Work instructions:
Copy every line of the following data that includes the string "BENZ".

Data in this exercise:
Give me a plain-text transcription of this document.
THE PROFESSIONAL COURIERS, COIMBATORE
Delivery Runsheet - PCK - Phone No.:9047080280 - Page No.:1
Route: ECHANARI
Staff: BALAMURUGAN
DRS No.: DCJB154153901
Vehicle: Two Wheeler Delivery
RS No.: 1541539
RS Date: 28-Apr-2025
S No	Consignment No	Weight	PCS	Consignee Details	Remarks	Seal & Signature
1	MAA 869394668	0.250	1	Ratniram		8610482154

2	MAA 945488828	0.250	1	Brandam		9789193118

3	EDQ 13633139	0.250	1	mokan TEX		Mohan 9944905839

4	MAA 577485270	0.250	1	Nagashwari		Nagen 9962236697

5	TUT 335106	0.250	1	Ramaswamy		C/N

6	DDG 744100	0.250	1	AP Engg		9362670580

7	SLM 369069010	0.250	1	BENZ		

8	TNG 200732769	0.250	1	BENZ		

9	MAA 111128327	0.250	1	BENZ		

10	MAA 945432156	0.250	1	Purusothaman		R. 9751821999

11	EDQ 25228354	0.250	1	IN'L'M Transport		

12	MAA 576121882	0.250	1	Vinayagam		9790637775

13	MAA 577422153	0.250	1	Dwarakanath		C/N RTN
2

...

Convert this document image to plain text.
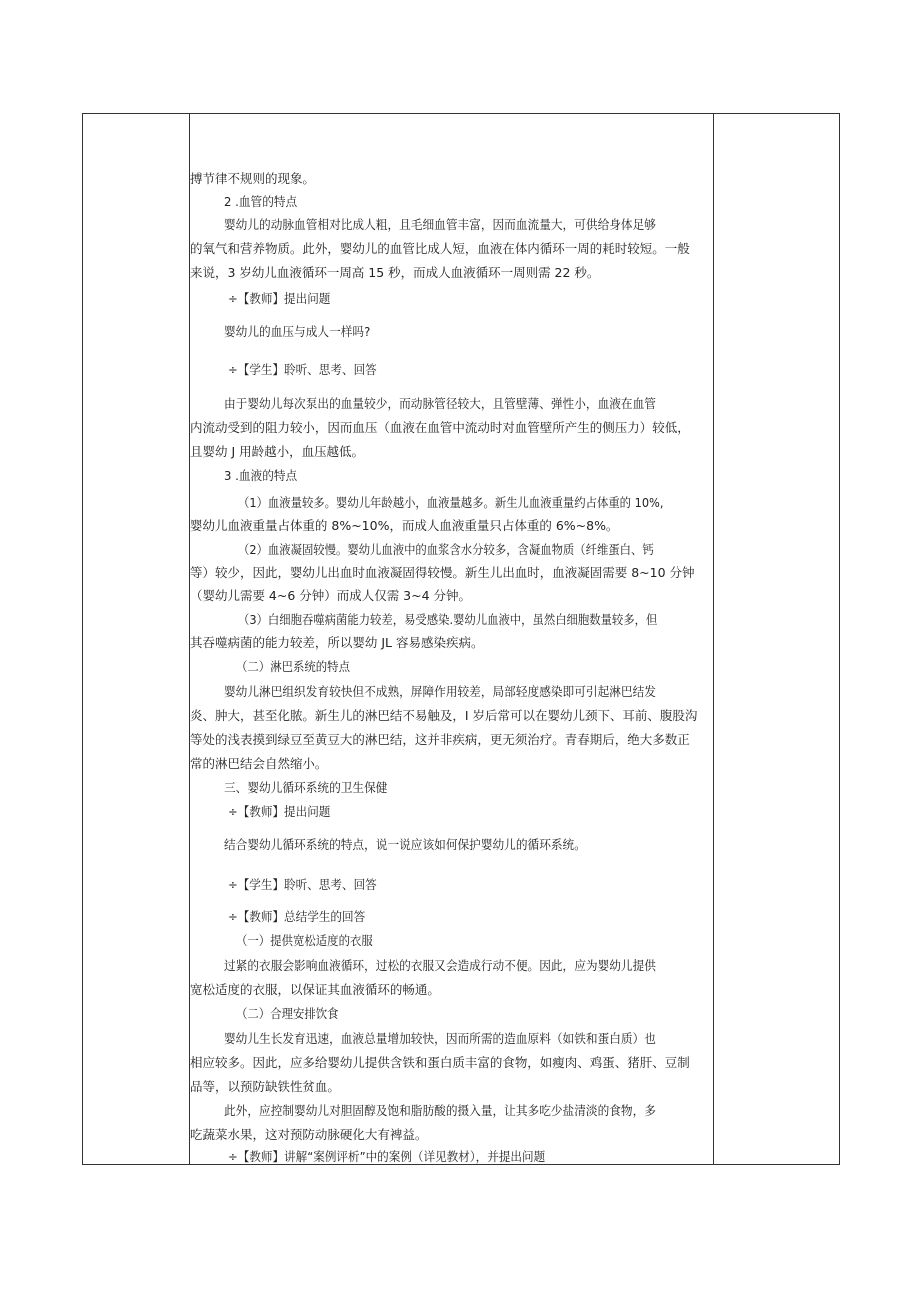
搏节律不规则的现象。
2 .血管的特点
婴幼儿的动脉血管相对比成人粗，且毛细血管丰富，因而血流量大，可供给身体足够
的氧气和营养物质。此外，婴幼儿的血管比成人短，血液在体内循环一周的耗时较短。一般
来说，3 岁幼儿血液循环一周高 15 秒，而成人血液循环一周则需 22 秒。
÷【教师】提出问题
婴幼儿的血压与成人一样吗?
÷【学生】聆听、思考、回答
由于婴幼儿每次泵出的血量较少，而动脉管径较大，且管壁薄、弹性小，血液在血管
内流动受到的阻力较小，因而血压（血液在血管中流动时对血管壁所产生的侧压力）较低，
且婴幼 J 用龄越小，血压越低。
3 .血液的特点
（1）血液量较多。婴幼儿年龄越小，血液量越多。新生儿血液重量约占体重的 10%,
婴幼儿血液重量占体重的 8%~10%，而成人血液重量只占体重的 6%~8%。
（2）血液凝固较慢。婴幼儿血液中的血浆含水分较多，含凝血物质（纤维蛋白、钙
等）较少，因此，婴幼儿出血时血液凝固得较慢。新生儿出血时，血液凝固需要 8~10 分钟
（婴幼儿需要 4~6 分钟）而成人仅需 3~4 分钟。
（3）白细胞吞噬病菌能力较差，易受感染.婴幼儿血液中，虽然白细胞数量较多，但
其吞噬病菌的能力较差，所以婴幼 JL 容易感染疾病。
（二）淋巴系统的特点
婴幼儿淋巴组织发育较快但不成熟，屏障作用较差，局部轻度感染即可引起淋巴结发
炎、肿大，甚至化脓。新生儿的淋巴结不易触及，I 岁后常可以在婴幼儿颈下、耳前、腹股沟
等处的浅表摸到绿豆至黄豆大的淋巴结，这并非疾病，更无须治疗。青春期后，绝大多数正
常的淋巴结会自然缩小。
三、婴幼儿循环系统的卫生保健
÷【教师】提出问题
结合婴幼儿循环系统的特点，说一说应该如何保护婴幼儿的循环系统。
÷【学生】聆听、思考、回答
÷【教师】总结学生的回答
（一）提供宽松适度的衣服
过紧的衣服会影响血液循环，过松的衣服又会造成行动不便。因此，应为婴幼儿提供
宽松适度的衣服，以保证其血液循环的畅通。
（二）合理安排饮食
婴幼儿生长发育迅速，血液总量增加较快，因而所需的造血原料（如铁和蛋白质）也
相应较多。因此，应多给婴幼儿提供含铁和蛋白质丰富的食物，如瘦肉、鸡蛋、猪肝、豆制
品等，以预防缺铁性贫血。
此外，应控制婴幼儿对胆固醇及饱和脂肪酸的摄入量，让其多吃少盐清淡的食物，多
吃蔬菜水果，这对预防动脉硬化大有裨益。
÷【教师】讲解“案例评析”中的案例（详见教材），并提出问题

==

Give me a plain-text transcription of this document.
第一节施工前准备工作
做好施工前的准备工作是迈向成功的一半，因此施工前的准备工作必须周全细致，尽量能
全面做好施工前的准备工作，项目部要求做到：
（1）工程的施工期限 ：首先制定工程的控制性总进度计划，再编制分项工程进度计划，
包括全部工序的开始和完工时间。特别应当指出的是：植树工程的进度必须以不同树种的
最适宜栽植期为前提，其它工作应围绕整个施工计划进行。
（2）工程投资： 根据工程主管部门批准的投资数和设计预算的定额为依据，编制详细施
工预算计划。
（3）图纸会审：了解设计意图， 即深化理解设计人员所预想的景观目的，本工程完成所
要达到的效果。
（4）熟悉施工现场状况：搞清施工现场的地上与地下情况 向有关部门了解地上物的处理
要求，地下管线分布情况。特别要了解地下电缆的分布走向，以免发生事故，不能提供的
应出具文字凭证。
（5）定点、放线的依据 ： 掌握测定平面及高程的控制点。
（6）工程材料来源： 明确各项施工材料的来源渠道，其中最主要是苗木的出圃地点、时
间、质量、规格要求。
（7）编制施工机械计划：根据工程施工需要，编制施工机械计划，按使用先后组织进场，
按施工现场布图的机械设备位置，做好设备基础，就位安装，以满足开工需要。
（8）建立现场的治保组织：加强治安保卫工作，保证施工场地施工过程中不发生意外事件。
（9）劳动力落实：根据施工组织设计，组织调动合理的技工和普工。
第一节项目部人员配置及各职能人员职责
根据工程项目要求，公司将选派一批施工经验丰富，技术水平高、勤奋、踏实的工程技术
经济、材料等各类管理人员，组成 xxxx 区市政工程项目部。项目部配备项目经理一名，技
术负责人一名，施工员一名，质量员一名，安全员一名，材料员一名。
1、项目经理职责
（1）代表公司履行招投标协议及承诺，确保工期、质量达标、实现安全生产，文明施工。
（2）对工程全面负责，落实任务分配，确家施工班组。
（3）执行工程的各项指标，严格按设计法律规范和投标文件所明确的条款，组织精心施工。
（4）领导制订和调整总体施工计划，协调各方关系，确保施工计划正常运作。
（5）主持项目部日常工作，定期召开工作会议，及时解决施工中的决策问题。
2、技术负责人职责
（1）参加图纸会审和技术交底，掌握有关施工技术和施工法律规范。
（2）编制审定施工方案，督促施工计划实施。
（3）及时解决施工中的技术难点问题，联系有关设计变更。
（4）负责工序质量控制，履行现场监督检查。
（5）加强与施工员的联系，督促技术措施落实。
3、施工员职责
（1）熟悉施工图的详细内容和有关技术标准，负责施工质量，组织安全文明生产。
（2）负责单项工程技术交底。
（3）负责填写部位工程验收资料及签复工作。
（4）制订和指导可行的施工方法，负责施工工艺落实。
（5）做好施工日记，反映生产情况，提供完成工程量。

Task solution:
7	SLM 369069010	0.250	1	BENZ		
8	TNG 200732769	0.250	1	BENZ		
9	MAA 111128327	0.250	1	BENZ		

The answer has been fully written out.